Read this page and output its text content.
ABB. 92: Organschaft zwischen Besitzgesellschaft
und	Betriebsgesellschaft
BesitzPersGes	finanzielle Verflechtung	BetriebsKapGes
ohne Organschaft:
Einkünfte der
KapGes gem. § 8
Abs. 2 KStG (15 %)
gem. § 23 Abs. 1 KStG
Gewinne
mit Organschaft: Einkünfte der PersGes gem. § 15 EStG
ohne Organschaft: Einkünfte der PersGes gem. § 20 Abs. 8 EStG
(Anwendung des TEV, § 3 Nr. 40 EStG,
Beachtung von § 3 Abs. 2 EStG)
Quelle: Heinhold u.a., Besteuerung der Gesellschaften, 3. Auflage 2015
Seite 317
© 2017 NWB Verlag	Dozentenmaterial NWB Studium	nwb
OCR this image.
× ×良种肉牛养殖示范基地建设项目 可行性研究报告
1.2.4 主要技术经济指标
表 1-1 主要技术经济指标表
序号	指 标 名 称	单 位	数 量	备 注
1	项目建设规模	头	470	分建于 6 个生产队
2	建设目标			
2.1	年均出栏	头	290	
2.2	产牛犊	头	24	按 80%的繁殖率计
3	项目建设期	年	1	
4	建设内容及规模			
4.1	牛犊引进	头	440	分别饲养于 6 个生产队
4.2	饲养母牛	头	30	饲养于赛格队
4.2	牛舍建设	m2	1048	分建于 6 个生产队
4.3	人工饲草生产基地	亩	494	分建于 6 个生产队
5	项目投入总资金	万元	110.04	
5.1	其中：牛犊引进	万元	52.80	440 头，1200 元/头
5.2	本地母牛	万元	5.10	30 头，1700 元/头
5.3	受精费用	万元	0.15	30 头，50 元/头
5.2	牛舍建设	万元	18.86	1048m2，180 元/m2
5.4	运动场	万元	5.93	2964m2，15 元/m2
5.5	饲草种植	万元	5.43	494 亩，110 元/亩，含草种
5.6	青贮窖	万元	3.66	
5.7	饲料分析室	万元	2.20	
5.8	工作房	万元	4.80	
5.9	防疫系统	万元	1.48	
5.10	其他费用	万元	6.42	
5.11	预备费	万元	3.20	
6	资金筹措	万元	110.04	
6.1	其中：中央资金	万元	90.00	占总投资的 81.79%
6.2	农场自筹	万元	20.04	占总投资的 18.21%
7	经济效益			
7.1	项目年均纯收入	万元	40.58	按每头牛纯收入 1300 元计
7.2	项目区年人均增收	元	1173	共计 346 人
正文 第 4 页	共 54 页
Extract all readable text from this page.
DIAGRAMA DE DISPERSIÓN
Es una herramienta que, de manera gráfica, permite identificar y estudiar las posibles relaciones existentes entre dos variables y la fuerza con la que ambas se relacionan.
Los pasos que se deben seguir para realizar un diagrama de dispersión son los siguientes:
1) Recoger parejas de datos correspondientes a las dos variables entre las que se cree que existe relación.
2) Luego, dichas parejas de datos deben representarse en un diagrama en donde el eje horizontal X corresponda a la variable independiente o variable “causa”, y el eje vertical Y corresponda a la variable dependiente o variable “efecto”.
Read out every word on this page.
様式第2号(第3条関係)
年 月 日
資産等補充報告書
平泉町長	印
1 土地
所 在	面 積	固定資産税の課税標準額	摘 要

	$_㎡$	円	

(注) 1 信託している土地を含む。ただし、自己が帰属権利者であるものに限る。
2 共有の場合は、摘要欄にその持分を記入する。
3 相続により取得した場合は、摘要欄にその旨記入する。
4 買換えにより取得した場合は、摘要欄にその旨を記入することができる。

-- Exercise instructions --
Output all of the material, please, exactly as it stands.

-- Task solution --
Read this page and output its text content.
ABB. 92: Organschaft zwischen Besitzgesellschaft
und	Betriebsgesellschaft
BesitzPersGes	finanzielle Verflechtung	BetriebsKapGes
ohne Organschaft:
Einkünfte der
KapGes gem. § 8
Abs. 2 KStG (15 %)
gem. § 23 Abs. 1 KStG
Gewinne
mit Organschaft: Einkünfte der PersGes gem. § 15 EStG
ohne Organschaft: Einkünfte der PersGes gem. § 20 Abs. 8 EStG
(Anwendung des TEV, § 3 Nr. 40 EStG,
Beachtung von § 3 Abs. 2 EStG)
Quelle: Heinhold u.a., Besteuerung der Gesellschaften, 3. Auflage 2015
Seite 317
© 2017 NWB Verlag	Dozentenmaterial NWB Studium	nwb
OCR this image.
× ×良种肉牛养殖示范基地建设项目 可行性研究报告
1.2.4 主要技术经济指标
表 1-1 主要技术经济指标表
序号	指 标 名 称	单 位	数 量	备 注
1	项目建设规模	头	470	分建于 6 个生产队
2	建设目标			
2.1	年均出栏	头	290	
2.2	产牛犊	头	24	按 80%的繁殖率计
3	项目建设期	年	1	
4	建设内容及规模			
4.1	牛犊引进	头	440	分别饲养于 6 个生产队
4.2	饲养母牛	头	30	饲养于赛格队
4.2	牛舍建设	m2	1048	分建于 6 个生产队
4.3	人工饲草生产基地	亩	494	分建于 6 个生产队
5	项目投入总资金	万元	110.04	
5.1	其中：牛犊引进	万元	52.80	440 头，1200 元/头
5.2	本地母牛	万元	5.10	30 头，1700 元/头
5.3	受精费用	万元	0.15	30 头，50 元/头
5.2	牛舍建设	万元	18.86	1048m2，180 元/m2
5.4	运动场	万元	5.93	2964m2，15 元/m2
5.5	饲草种植	万元	5.43	494 亩，110 元/亩，含草种
5.6	青贮窖	万元	3.66	
5.7	饲料分析室	万元	2.20	
5.8	工作房	万元	4.80	
5.9	防疫系统	万元	1.48	
5.10	其他费用	万元	6.42	
5.11	预备费	万元	3.20	
6	资金筹措	万元	110.04	
6.1	其中：中央资金	万元	90.00	占总投资的 81.79%
6.2	农场自筹	万元	20.04	占总投资的 18.21%
7	经济效益			
7.1	项目年均纯收入	万元	40.58	按每头牛纯收入 1300 元计
7.2	项目区年人均增收	元	1173	共计 346 人
正文 第 4 页	共 54 页
Extract all readable text from this page.
DIAGRAMA DE DISPERSIÓN
Es una herramienta que, de manera gráfica, permite identificar y estudiar las posibles relaciones existentes entre dos variables y la fuerza con la que ambas se relacionan.
Los pasos que se deben seguir para realizar un diagrama de dispersión son los siguientes:
1) Recoger parejas de datos correspondientes a las dos variables entre las que se cree que existe relación.
2) Luego, dichas parejas de datos deben representarse en un diagrama en donde el eje horizontal X corresponda a la variable independiente o variable “causa”, y el eje vertical Y corresponda a la variable dependiente o variable “efecto”.
Read out every word on this page.
様式第2号(第3条関係)
年 月 日
資産等補充報告書
平泉町長	印
1 土地
所 在	面 積	固定資産税の課税標準額	摘 要

	$_㎡$	円	

(注) 1 信託している土地を含む。ただし、自己が帰属権利者であるものに限る。
2 共有の場合は、摘要欄にその持分を記入する。
3 相続により取得した場合は、摘要欄にその旨記入する。
4 買換えにより取得した場合は、摘要欄にその旨を記入することができる。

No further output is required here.